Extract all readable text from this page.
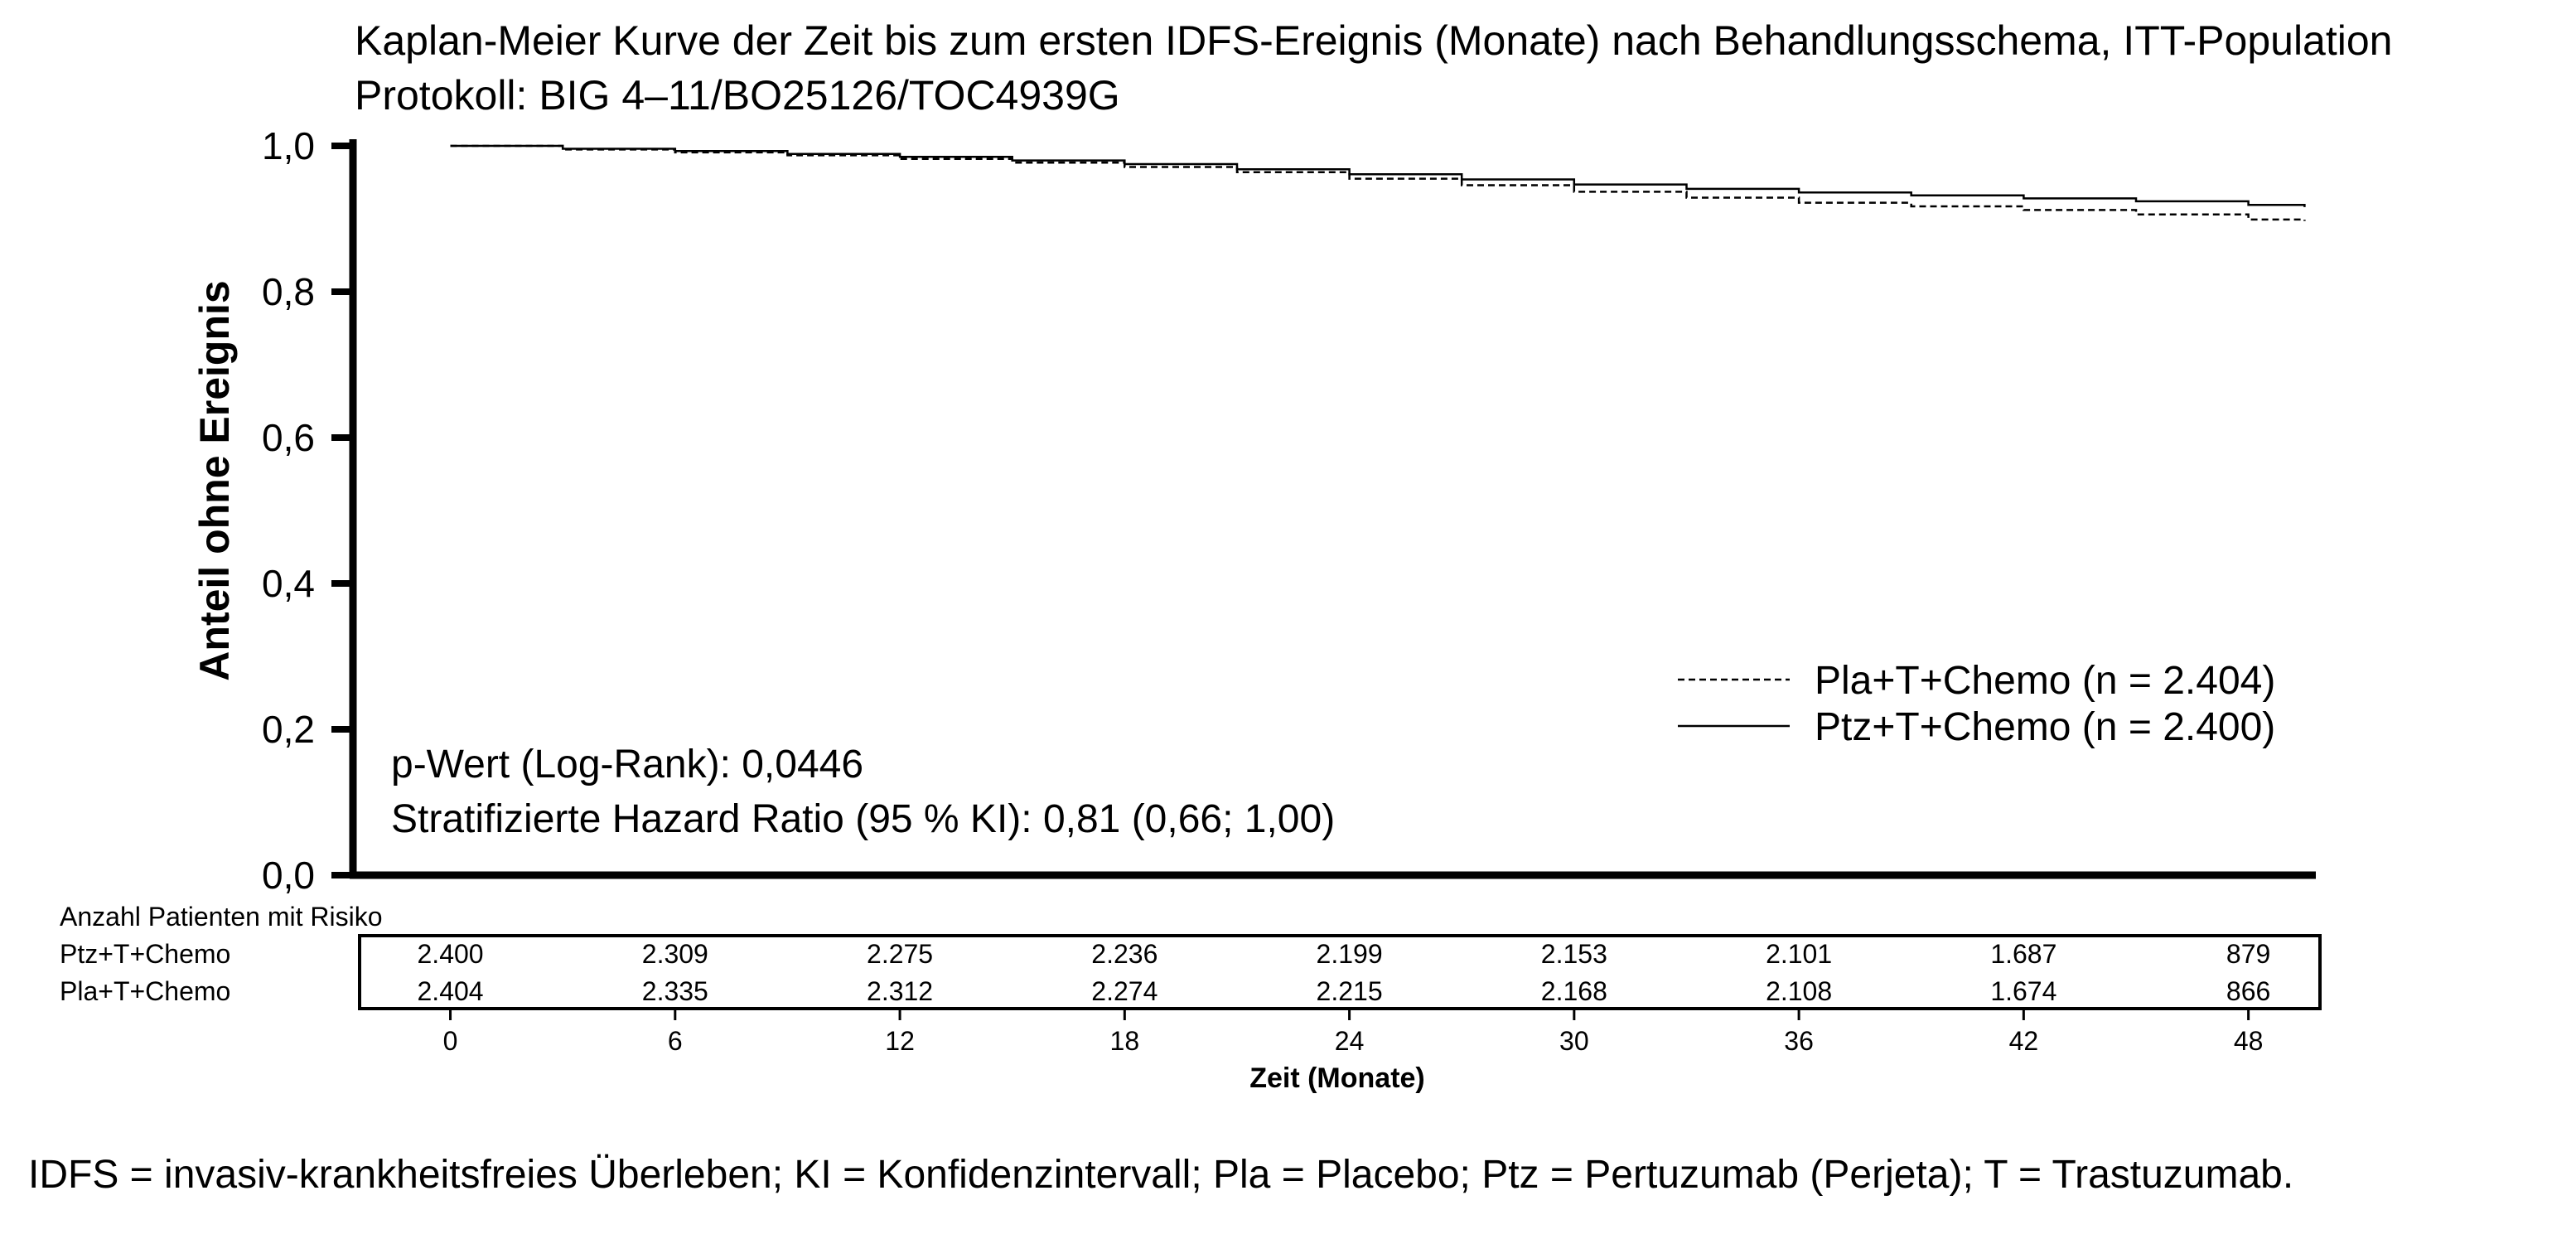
Kaplan-Meier Kurve der Zeit bis zum ersten IDFS-Ereignis (Monate) nach Behandlungsschema, ITT-Population
Protokoll: BIG 4–11/BO25126/TOC4939G
Anteil ohne Ereignis
0,0
0,2
0,4
0,6
0,8
1,0
p-Wert (Log-Rank): 0,0446
Stratifizierte Hazard Ratio (95 % KI): 0,81 (0,66; 1,00)
Pla+T+Chemo (n = 2.404)
Ptz+T+Chemo (n = 2.400)
Anzahl Patienten mit Risiko
Ptz+T+Chemo
Pla+T+Chemo
2.400	2.309	2.275	2.236	2.199	2.153	2.101	1.687	879
2.404	2.335	2.312	2.274	2.215	2.168	2.108	1.674	866
0	6	12	18	24	30	36	42	48
Zeit (Monate)
IDFS = invasiv-krankheitsfreies Überleben; KI = Konfidenzintervall; Pla = Placebo; Ptz = Pertuzumab (Perjeta); T = Trastuzumab.
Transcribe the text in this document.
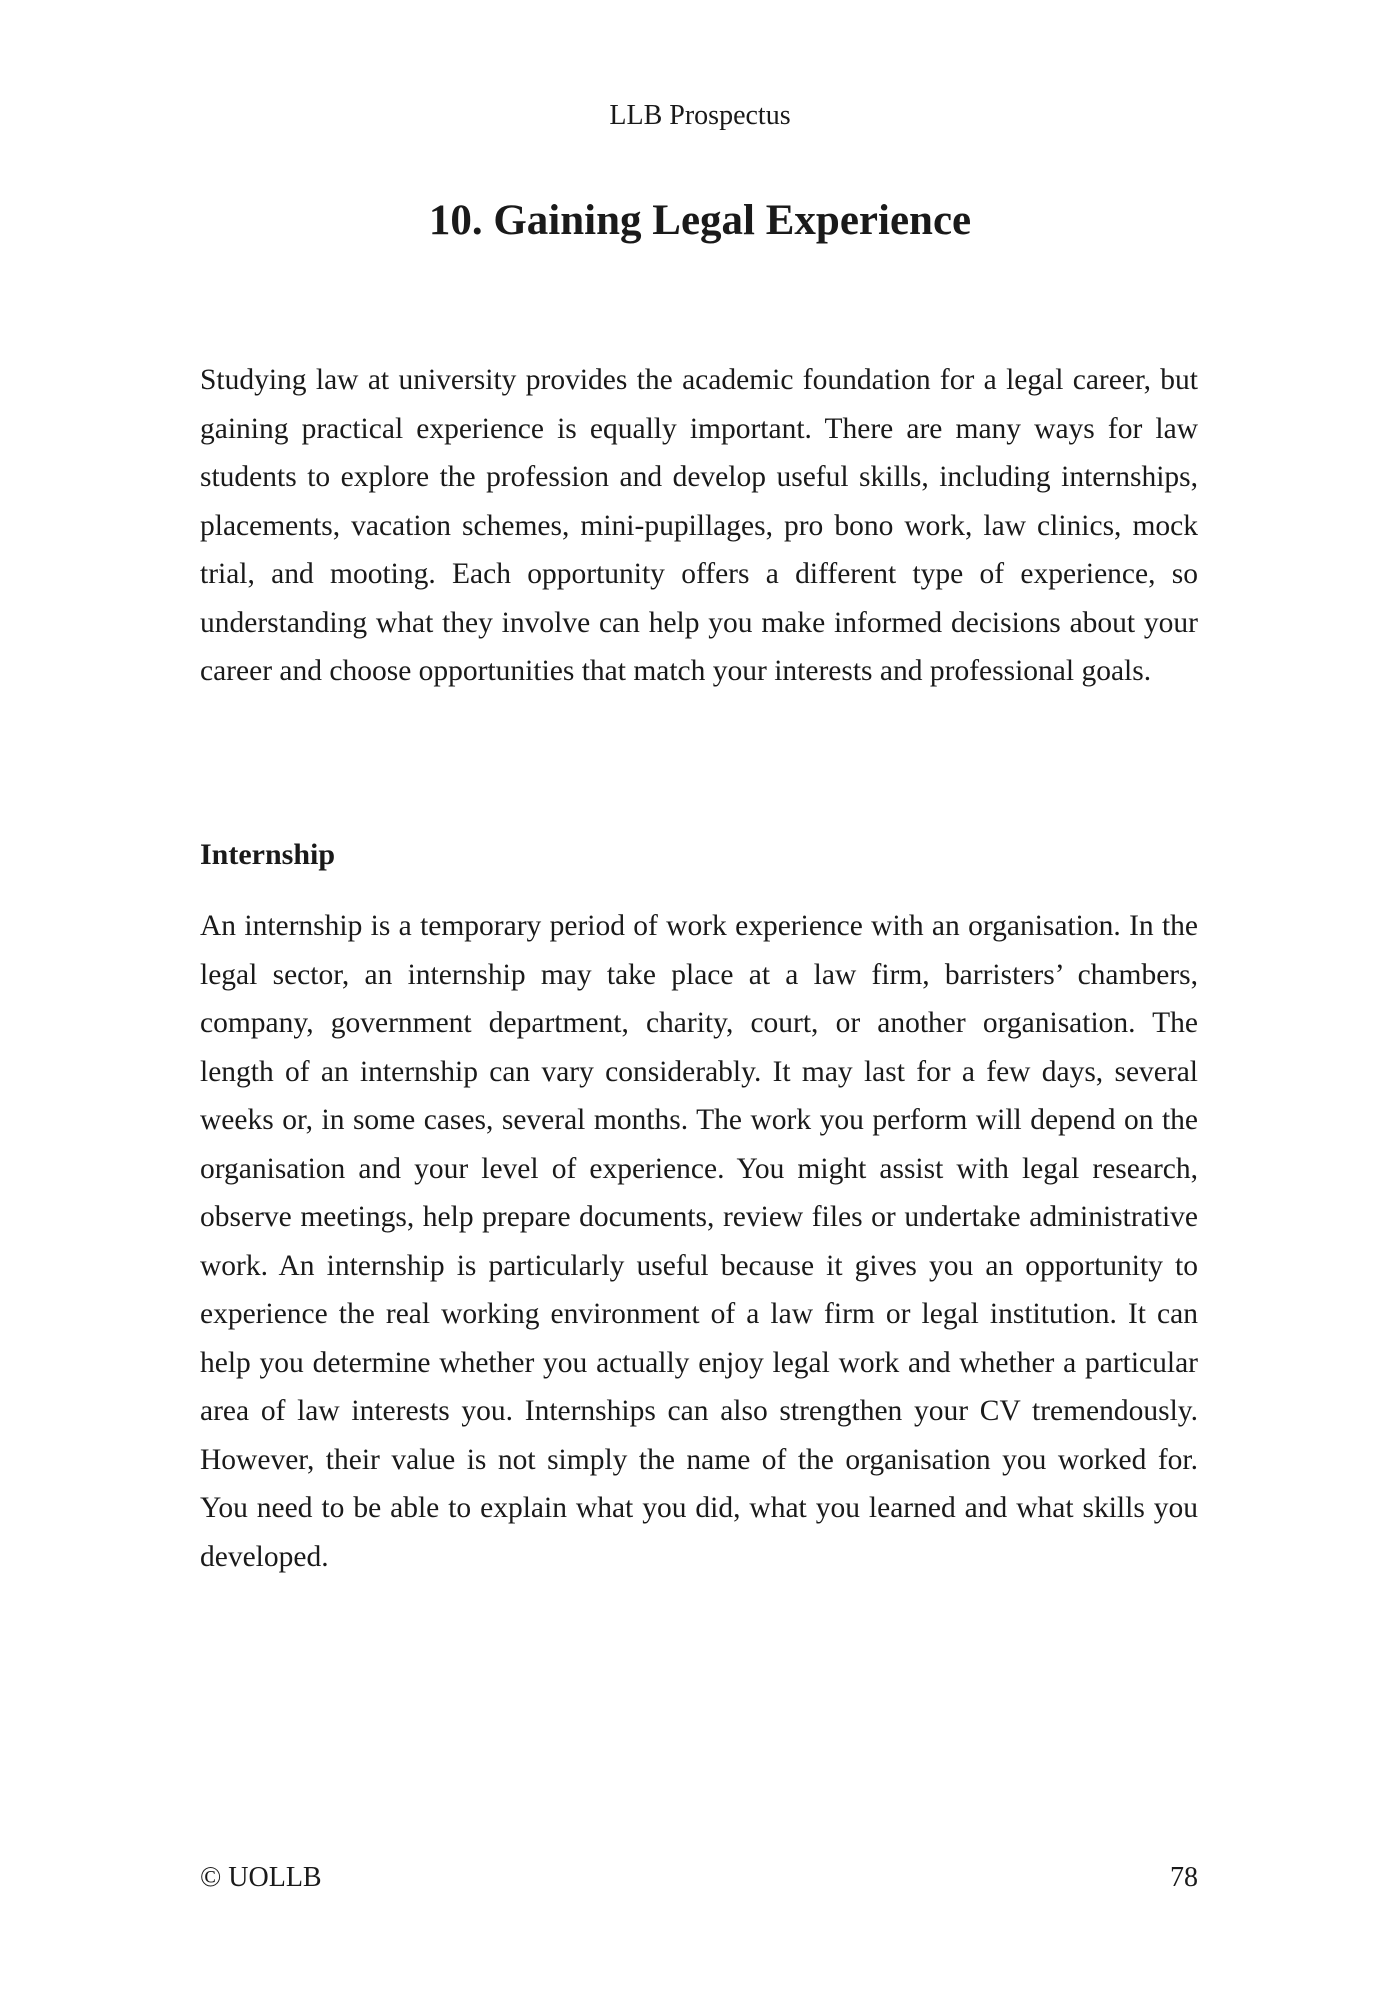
LLB Prospectus
10. Gaining Legal Experience

Studying law at university provides the academic foundation for a legal career, but gaining practical experience is equally important. There are many ways for law students to explore the profession and develop useful skills, including internships, placements, vacation schemes, mini-pupillages, pro bono work, law clinics, mock trial, and mooting. Each opportunity offers a different type of experience, so understanding what they involve can help you make informed decisions about your career and choose opportunities that match your interests and professional goals.

Internship

An internship is a temporary period of work experience with an organisation. In the legal sector, an internship may take place at a law firm, barristers’ chambers, company, government department, charity, court, or another organisation. The length of an internship can vary considerably. It may last for a few days, several weeks or, in some cases, several months. The work you perform will depend on the organisation and your level of experience. You might assist with legal research, observe meetings, help prepare documents, review files or undertake administrative work. An internship is particularly useful because it gives you an opportunity to experience the real working environment of a law firm or legal institution. It can help you determine whether you actually enjoy legal work and whether a particular area of law interests you. Internships can also strengthen your CV tremendously. However, their value is not simply the name of the organisation you worked for. You need to be able to explain what you did, what you learned and what skills you developed.

© UOLLB	78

■ ■ ■ ■

WRITTEN PROBLEM. What comes back should match the records exactly, minus any pictures.

RESULT FOR THIS TASK.
Extract all readable text from this page.
Kaplan-Meier Kurve der Zeit bis zum ersten IDFS-Ereignis (Monate) nach Behandlungsschema, ITT-Population
Protokoll: BIG 4–11/BO25126/TOC4939G
Anteil ohne Ereignis
0,0
0,2
0,4
0,6
0,8
1,0
p-Wert (Log-Rank): 0,0446
Stratifizierte Hazard Ratio (95 % KI): 0,81 (0,66; 1,00)
Pla+T+Chemo (n = 2.404)
Ptz+T+Chemo (n = 2.400)
Anzahl Patienten mit Risiko
Ptz+T+Chemo
Pla+T+Chemo
2.400	2.309	2.275	2.236	2.199	2.153	2.101	1.687	879
2.404	2.335	2.312	2.274	2.215	2.168	2.108	1.674	866
0	6	12	18	24	30	36	42	48
Zeit (Monate)
IDFS = invasiv-krankheitsfreies Überleben; KI = Konfidenzintervall; Pla = Placebo; Ptz = Pertuzumab (Perjeta); T = Trastuzumab.
Transcribe the text in this document.
LLB Prospectus
10. Gaining Legal Experience

Studying law at university provides the academic foundation for a legal career, but gaining practical experience is equally important. There are many ways for law students to explore the profession and develop useful skills, including internships, placements, vacation schemes, mini-pupillages, pro bono work, law clinics, mock trial, and mooting. Each opportunity offers a different type of experience, so understanding what they involve can help you make informed decisions about your career and choose opportunities that match your interests and professional goals.

Internship

An internship is a temporary period of work experience with an organisation. In the legal sector, an internship may take place at a law firm, barristers’ chambers, company, government department, charity, court, or another organisation. The length of an internship can vary considerably. It may last for a few days, several weeks or, in some cases, several months. The work you perform will depend on the organisation and your level of experience. You might assist with legal research, observe meetings, help prepare documents, review files or undertake administrative work. An internship is particularly useful because it gives you an opportunity to experience the real working environment of a law firm or legal institution. It can help you determine whether you actually enjoy legal work and whether a particular area of law interests you. Internships can also strengthen your CV tremendously. However, their value is not simply the name of the organisation you worked for. You need to be able to explain what you did, what you learned and what skills you developed.

© UOLLB	78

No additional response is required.